-------- Exercise materials --------
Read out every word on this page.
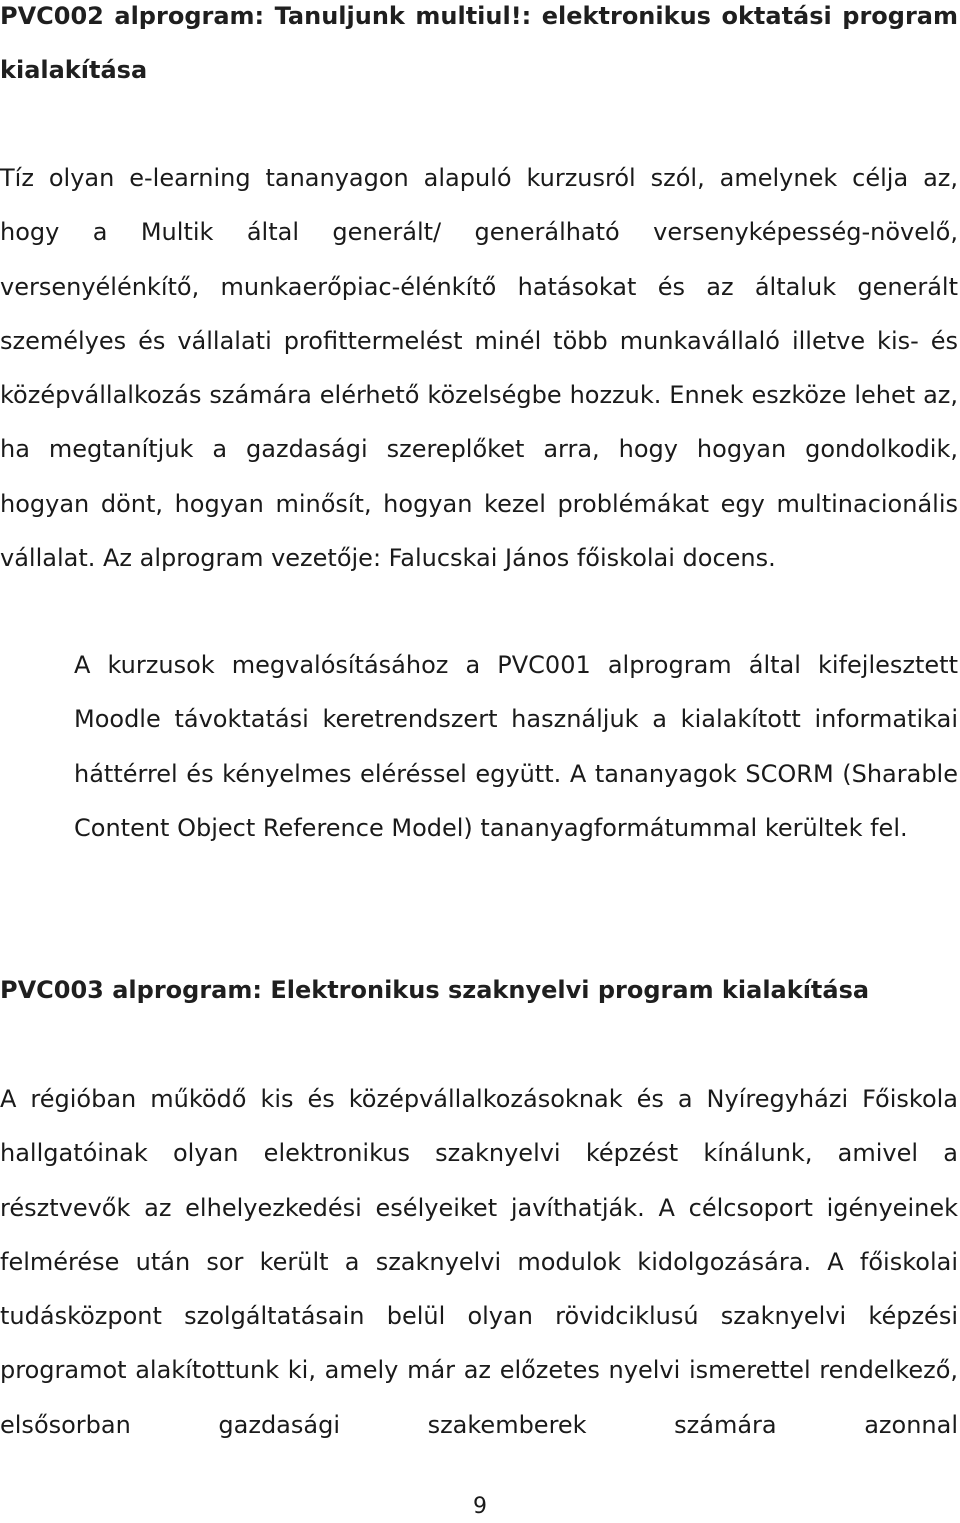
PVC002 alprogram: Tanuljunk multiul!: elektronikus oktatási program kialakítása

Tíz olyan e-learning tananyagon alapuló kurzusról szól, amelynek célja az, hogy a Multik által generált/ generálható versenyképesség-növelő, versenyélénkítő, munkaerőpiac-élénkítő hatásokat és az általuk generált személyes és vállalati profittermelést minél több munkavállaló illetve kis- és középvállalkozás számára elérhető közelségbe hozzuk. Ennek eszköze lehet az, ha megtanítjuk a gazdasági szereplőket arra, hogy hogyan gondolkodik, hogyan dönt, hogyan minősít, hogyan kezel problémákat egy multinacionális vállalat. Az alprogram vezetője: Falucskai János főiskolai docens.

A kurzusok megvalósításához a PVC001 alprogram által kifejlesztett Moodle távoktatási keretrendszert használjuk a kialakított informatikai háttérrel és kényelmes eléréssel együtt. A tananyagok SCORM (Sharable Content Object Reference Model) tananyagformátummal kerültek fel.

PVC003 alprogram: Elektronikus szaknyelvi program kialakítása

A régióban működő kis és középvállalkozásoknak és a Nyíregyházi Főiskola hallgatóinak olyan elektronikus szaknyelvi képzést kínálunk, amivel a résztvevők az elhelyezkedési esélyeiket javíthatják. A célcsoport igényeinek felmérése után sor került a szaknyelvi modulok kidolgozására. A főiskolai tudásközpont szolgáltatásain belül olyan rövidciklusú szaknyelvi képzési programot alakítottunk ki, amely már az előzetes nyelvi ismerettel rendelkező, elsősorban gazdasági szakemberek számára azonnal

9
--------
Work required:
Give the entries again word for word, but skip the pictures.

Solution to this problem:
Read out every word on this page.
PVC002 alprogram: Tanuljunk multiul!: elektronikus oktatási program kialakítása

Tíz olyan e-learning tananyagon alapuló kurzusról szól, amelynek célja az, hogy a Multik által generált/ generálható versenyképesség-növelő, versenyélénkítő, munkaerőpiac-élénkítő hatásokat és az általuk generált személyes és vállalati profittermelést minél több munkavállaló illetve kis- és középvállalkozás számára elérhető közelségbe hozzuk. Ennek eszköze lehet az, ha megtanítjuk a gazdasági szereplőket arra, hogy hogyan gondolkodik, hogyan dönt, hogyan minősít, hogyan kezel problémákat egy multinacionális vállalat. Az alprogram vezetője: Falucskai János főiskolai docens.

A kurzusok megvalósításához a PVC001 alprogram által kifejlesztett Moodle távoktatási keretrendszert használjuk a kialakított informatikai háttérrel és kényelmes eléréssel együtt. A tananyagok SCORM (Sharable Content Object Reference Model) tananyagformátummal kerültek fel.

PVC003 alprogram: Elektronikus szaknyelvi program kialakítása

A régióban működő kis és középvállalkozásoknak és a Nyíregyházi Főiskola hallgatóinak olyan elektronikus szaknyelvi képzést kínálunk, amivel a résztvevők az elhelyezkedési esélyeiket javíthatják. A célcsoport igényeinek felmérése után sor került a szaknyelvi modulok kidolgozására. A főiskolai tudásközpont szolgáltatásain belül olyan rövidciklusú szaknyelvi képzési programot alakítottunk ki, amely már az előzetes nyelvi ismerettel rendelkező, elsősorban gazdasági szakemberek számára azonnal

9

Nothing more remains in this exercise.